**What this task involves:**
Check each line of the listing, and copy it if it contains the word "name".
[BEGIN]
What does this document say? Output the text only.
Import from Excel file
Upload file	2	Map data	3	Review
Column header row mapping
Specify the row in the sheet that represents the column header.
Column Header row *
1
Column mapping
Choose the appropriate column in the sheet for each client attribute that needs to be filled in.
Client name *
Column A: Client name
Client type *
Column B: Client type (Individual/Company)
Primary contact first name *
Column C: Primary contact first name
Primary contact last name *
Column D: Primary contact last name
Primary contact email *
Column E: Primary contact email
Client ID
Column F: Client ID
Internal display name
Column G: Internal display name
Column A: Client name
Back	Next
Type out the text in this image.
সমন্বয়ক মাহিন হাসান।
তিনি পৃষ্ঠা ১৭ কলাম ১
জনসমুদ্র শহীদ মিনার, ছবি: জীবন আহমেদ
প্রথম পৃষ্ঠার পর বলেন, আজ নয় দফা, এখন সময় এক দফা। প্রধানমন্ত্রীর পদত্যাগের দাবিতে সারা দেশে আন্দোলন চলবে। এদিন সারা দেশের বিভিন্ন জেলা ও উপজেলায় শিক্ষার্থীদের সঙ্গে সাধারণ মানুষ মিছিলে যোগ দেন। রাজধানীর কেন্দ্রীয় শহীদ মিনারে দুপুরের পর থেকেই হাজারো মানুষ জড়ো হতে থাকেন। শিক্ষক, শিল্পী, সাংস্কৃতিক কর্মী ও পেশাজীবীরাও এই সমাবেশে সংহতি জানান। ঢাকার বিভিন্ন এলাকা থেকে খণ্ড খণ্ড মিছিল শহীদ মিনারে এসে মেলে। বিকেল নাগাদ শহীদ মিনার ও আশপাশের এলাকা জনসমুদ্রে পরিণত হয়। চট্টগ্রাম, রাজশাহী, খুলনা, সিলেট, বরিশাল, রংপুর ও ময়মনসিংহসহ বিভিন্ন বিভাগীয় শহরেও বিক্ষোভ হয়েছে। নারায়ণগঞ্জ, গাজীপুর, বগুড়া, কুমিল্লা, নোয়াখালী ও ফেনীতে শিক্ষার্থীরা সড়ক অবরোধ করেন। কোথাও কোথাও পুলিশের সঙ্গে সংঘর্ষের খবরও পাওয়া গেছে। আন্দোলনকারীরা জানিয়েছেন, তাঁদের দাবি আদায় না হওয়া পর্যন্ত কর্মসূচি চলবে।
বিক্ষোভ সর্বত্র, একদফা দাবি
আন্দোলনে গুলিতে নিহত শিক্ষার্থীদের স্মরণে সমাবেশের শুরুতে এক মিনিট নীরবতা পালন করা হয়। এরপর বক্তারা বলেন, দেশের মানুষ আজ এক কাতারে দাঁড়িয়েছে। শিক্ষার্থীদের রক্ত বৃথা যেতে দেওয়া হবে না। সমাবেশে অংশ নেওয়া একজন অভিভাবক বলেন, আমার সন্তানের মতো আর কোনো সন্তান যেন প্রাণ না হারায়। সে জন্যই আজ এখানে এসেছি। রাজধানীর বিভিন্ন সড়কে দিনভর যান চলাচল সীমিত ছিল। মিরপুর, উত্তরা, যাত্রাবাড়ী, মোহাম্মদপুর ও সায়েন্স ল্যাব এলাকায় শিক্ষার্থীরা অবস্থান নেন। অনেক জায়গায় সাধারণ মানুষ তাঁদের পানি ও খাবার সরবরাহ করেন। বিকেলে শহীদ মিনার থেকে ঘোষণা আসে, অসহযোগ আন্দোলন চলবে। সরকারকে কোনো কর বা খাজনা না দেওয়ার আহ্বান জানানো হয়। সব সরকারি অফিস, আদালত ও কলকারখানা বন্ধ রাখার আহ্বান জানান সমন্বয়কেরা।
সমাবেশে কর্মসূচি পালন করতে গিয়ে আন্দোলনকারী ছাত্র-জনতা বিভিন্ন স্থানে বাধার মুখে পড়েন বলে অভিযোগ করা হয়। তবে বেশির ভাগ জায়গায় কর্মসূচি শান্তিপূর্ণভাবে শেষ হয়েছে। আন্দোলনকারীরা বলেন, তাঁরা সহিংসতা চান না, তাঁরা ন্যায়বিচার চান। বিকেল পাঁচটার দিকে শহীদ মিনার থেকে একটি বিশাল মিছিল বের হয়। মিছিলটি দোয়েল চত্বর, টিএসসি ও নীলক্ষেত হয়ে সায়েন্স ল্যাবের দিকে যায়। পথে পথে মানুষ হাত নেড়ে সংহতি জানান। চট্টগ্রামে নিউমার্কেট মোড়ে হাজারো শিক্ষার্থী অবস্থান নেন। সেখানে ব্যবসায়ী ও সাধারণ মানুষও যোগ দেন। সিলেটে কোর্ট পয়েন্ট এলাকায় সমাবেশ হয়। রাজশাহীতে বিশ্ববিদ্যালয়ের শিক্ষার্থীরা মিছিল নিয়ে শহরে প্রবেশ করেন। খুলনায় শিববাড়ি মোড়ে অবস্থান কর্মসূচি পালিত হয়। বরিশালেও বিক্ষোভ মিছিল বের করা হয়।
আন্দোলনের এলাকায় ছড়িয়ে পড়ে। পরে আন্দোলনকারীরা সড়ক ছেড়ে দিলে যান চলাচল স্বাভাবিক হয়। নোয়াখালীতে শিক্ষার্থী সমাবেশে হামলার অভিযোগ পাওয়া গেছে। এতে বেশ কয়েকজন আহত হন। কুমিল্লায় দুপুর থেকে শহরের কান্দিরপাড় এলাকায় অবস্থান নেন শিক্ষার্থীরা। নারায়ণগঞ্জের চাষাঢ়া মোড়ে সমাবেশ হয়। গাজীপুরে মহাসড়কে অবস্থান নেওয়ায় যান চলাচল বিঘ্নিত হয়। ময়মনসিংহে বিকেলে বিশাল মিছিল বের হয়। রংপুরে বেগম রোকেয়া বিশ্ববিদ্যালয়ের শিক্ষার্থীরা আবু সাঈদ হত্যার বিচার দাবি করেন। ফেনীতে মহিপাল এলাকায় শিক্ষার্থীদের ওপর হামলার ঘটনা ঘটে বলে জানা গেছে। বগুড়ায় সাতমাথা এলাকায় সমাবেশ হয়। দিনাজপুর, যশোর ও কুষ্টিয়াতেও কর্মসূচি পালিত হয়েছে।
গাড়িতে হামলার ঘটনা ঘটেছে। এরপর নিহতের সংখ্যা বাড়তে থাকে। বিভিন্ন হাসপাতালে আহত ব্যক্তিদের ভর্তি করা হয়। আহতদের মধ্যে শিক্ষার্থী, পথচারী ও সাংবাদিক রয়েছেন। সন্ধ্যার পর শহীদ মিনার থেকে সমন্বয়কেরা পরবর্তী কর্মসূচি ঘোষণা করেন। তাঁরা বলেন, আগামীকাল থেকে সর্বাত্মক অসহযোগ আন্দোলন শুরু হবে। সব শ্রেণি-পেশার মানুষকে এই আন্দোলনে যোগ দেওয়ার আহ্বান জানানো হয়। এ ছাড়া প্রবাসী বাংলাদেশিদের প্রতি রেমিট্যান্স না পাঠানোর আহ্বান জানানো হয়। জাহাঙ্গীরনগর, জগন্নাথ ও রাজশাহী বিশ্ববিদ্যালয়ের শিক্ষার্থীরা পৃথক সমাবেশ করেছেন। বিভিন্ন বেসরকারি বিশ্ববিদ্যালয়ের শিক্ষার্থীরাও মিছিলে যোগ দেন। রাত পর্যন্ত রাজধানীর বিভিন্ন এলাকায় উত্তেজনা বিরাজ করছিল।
[END]
**Result for this task:**
Client name *
Column A: Client name
Primary contact first name *
Column C: Primary contact first name
Primary contact last name *
Column D: Primary contact last name
Internal display name
Column G: Internal display name
Column A: Client name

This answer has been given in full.